- Exercise requirements: Word for word, give the material below again, minus any images.

═════ Source data

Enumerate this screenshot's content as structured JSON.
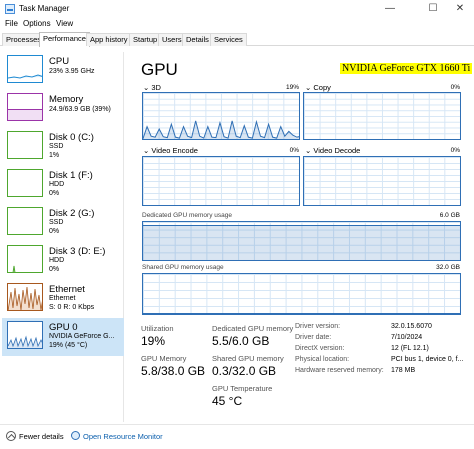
{
  "window": {
    "title": "Task Manager",
    "minimize": "—",
    "maximize": "☐",
    "close": "✕"
  },
  "menu": [
    "File",
    "Options",
    "View"
  ],
  "tabs": [
    "Processes",
    "Performance",
    "App history",
    "Startup",
    "Users",
    "Details",
    "Services"
  ],
  "active_tab": "Performance",
  "sidebar": [
    {
      "name": "CPU",
      "line1": "23%  3.95 GHz",
      "line2": ""
    },
    {
      "name": "Memory",
      "line1": "24.9/63.9 GB (39%)",
      "line2": ""
    },
    {
      "name": "Disk 0 (C:)",
      "line1": "SSD",
      "line2": "1%"
    },
    {
      "name": "Disk 1 (F:)",
      "line1": "HDD",
      "line2": "0%"
    },
    {
      "name": "Disk 2 (G:)",
      "line1": "SSD",
      "line2": "0%"
    },
    {
      "name": "Disk 3 (D: E:)",
      "line1": "HDD",
      "line2": "0%"
    },
    {
      "name": "Ethernet",
      "line1": "Ethernet",
      "line2": "S: 0  R: 0 Kbps"
    },
    {
      "name": "GPU 0",
      "line1": "NVIDIA GeForce G...",
      "line2": "19%  (45 °C)"
    }
  ],
  "colors": {
    "cpu": "#1f8ad2",
    "memory": "#9b34a8",
    "disk": "#4ea72e",
    "ethernet": "#a7581e",
    "gpu": "#2f6fb5",
    "highlight": "#ffff00",
    "selected": "#cce4f7"
  },
  "main": {
    "title": "GPU",
    "gpu_name": "NVIDIA GeForce GTX 1660 Ti",
    "engines": [
      {
        "label": "3D",
        "pct": "19%"
      },
      {
        "label": "Copy",
        "pct": "0%"
      },
      {
        "label": "Video Encode",
        "pct": "0%"
      },
      {
        "label": "Video Decode",
        "pct": "0%"
      }
    ],
    "dedicated_label": "Dedicated GPU memory usage",
    "dedicated_max": "6.0 GB",
    "shared_label": "Shared GPU memory usage",
    "shared_max": "32.0 GB",
    "stats": {
      "utilization_label": "Utilization",
      "utilization": "19%",
      "gpu_memory_label": "GPU Memory",
      "gpu_memory": "5.8/38.0 GB",
      "dedicated_mem_label": "Dedicated GPU memory",
      "dedicated_mem": "5.5/6.0 GB",
      "shared_mem_label": "Shared GPU memory",
      "shared_mem": "0.3/32.0 GB",
      "temp_label": "GPU Temperature",
      "temp": "45 °C"
    },
    "info": [
      {
        "label": "Driver version:",
        "value": "32.0.15.6070"
      },
      {
        "label": "Driver date:",
        "value": "7/10/2024"
      },
      {
        "label": "DirectX version:",
        "value": "12 (FL 12.1)"
      },
      {
        "label": "Physical location:",
        "value": "PCI bus 1, device 0, f..."
      },
      {
        "label": "Hardware reserved memory:",
        "value": "178 MB"
      }
    ],
    "series_3d": [
      0.05,
      0.3,
      0.1,
      0.08,
      0.25,
      0.09,
      0.07,
      0.35,
      0.08,
      0.06,
      0.3,
      0.1,
      0.07,
      0.42,
      0.1,
      0.06,
      0.3,
      0.08,
      0.07,
      0.38,
      0.09,
      0.06,
      0.42,
      0.1,
      0.07,
      0.32,
      0.08,
      0.06,
      0.4,
      0.1,
      0.07,
      0.35,
      0.08,
      0.06,
      0.3,
      0.1,
      0.2,
      0.12,
      0.08,
      0.1
    ],
    "dedicated_level": 0.92,
    "shared_level": 0.01
  },
  "footer": {
    "fewer": "Fewer details",
    "open_rm": "Open Resource Monitor"
  }
}
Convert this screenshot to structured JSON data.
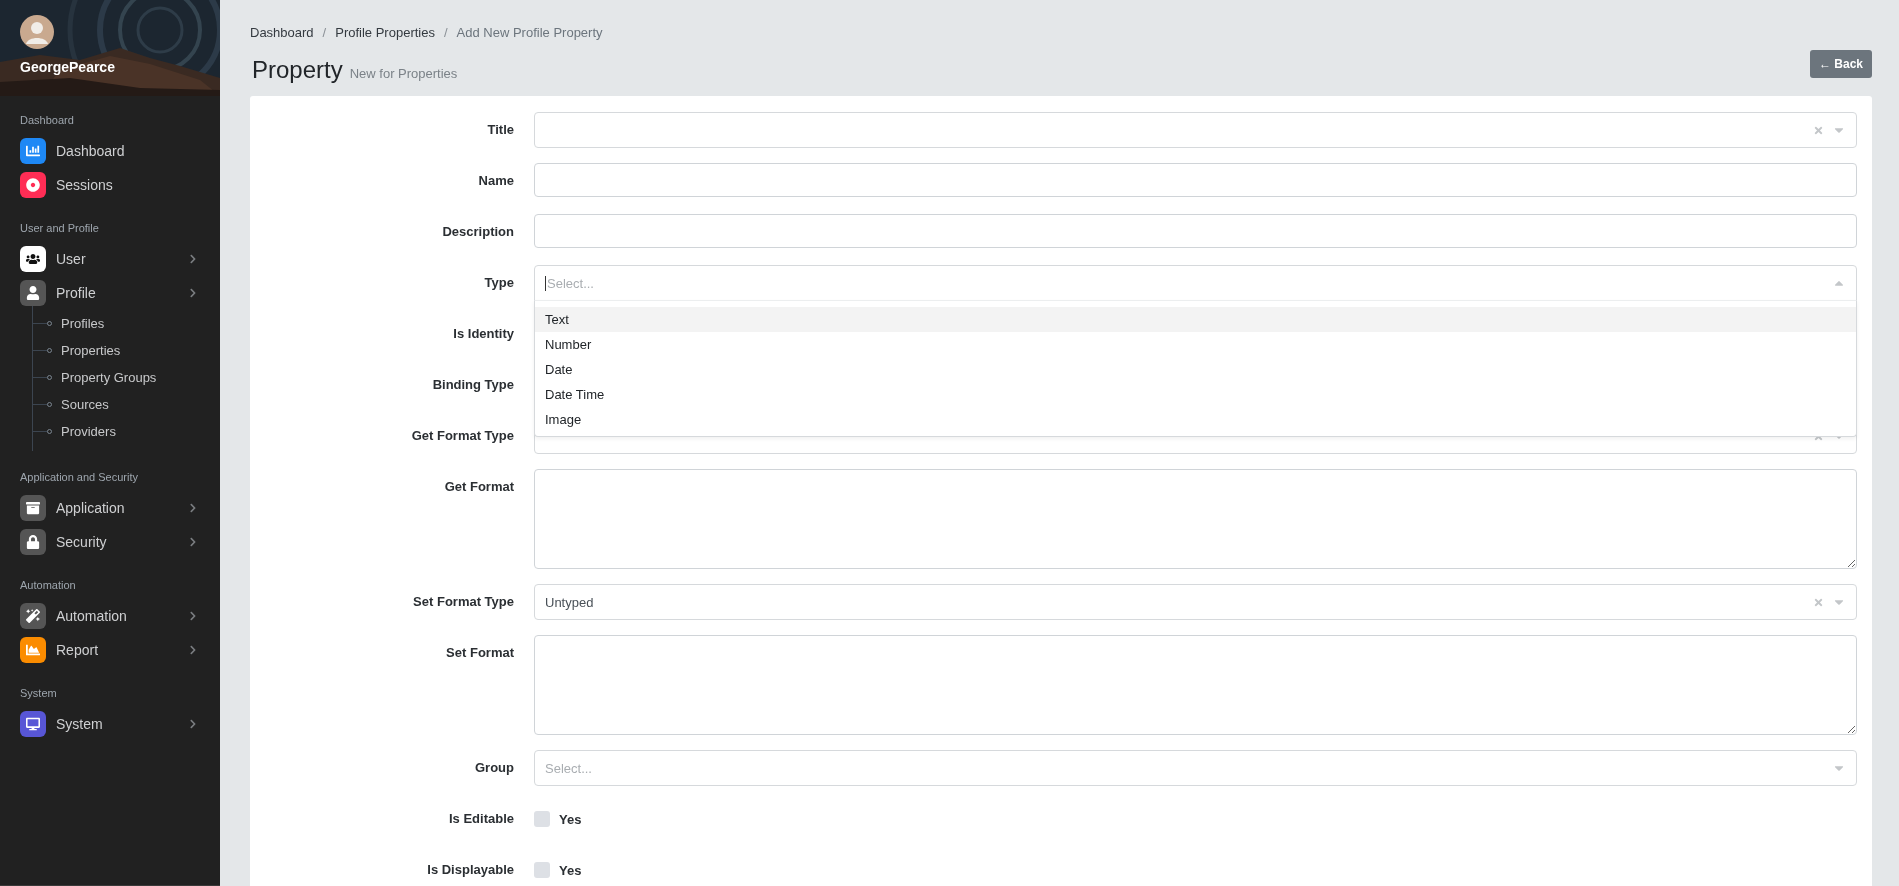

══════════

- Solution to the exercise:
Enumerate this screenshot's content as structured JSON.
{
  "window": {
    "title": "Task Manager",
    "minimize": "—",
    "maximize": "☐",
    "close": "✕"
  },
  "menu": [
    "File",
    "Options",
    "View"
  ],
  "tabs": [
    "Processes",
    "Performance",
    "App history",
    "Startup",
    "Users",
    "Details",
    "Services"
  ],
  "active_tab": "Performance",
  "sidebar": [
    {
      "name": "CPU",
      "line1": "23%  3.95 GHz",
      "line2": ""
    },
    {
      "name": "Memory",
      "line1": "24.9/63.9 GB (39%)",
      "line2": ""
    },
    {
      "name": "Disk 0 (C:)",
      "line1": "SSD",
      "line2": "1%"
    },
    {
      "name": "Disk 1 (F:)",
      "line1": "HDD",
      "line2": "0%"
    },
    {
      "name": "Disk 2 (G:)",
      "line1": "SSD",
      "line2": "0%"
    },
    {
      "name": "Disk 3 (D: E:)",
      "line1": "HDD",
      "line2": "0%"
    },
    {
      "name": "Ethernet",
      "line1": "Ethernet",
      "line2": "S: 0  R: 0 Kbps"
    },
    {
      "name": "GPU 0",
      "line1": "NVIDIA GeForce G...",
      "line2": "19%  (45 °C)"
    }
  ],
  "colors": {
    "cpu": "#1f8ad2",
    "memory": "#9b34a8",
    "disk": "#4ea72e",
    "ethernet": "#a7581e",
    "gpu": "#2f6fb5",
    "highlight": "#ffff00",
    "selected": "#cce4f7"
  },
  "main": {
    "title": "GPU",
    "gpu_name": "NVIDIA GeForce GTX 1660 Ti",
    "engines": [
      {
        "label": "3D",
        "pct": "19%"
      },
      {
        "label": "Copy",
        "pct": "0%"
      },
      {
        "label": "Video Encode",
        "pct": "0%"
      },
      {
        "label": "Video Decode",
        "pct": "0%"
      }
    ],
    "dedicated_label": "Dedicated GPU memory usage",
    "dedicated_max": "6.0 GB",
    "shared_label": "Shared GPU memory usage",
    "shared_max": "32.0 GB",
    "stats": {
      "utilization_label": "Utilization",
      "utilization": "19%",
      "gpu_memory_label": "GPU Memory",
      "gpu_memory": "5.8/38.0 GB",
      "dedicated_mem_label": "Dedicated GPU memory",
      "dedicated_mem": "5.5/6.0 GB",
      "shared_mem_label": "Shared GPU memory",
      "shared_mem": "0.3/32.0 GB",
      "temp_label": "GPU Temperature",
      "temp": "45 °C"
    },
    "info": [
      {
        "label": "Driver version:",
        "value": "32.0.15.6070"
      },
      {
        "label": "Driver date:",
        "value": "7/10/2024"
      },
      {
        "label": "DirectX version:",
        "value": "12 (FL 12.1)"
      },
      {
        "label": "Physical location:",
        "value": "PCI bus 1, device 0, f..."
      },
      {
        "label": "Hardware reserved memory:",
        "value": "178 MB"
      }
    ],
    "series_3d": [
      0.05,
      0.3,
      0.1,
      0.08,
      0.25,
      0.09,
      0.07,
      0.35,
      0.08,
      0.06,
      0.3,
      0.1,
      0.07,
      0.42,
      0.1,
      0.06,
      0.3,
      0.08,
      0.07,
      0.38,
      0.09,
      0.06,
      0.42,
      0.1,
      0.07,
      0.32,
      0.08,
      0.06,
      0.4,
      0.1,
      0.07,
      0.35,
      0.08,
      0.06,
      0.3,
      0.1,
      0.2,
      0.12,
      0.08,
      0.1
    ],
    "dedicated_level": 0.92,
    "shared_level": 0.01
  },
  "footer": {
    "fewer": "Fewer details",
    "open_rm": "Open Resource Monitor"
  }
}
Convert this screenshot to structured JSON data.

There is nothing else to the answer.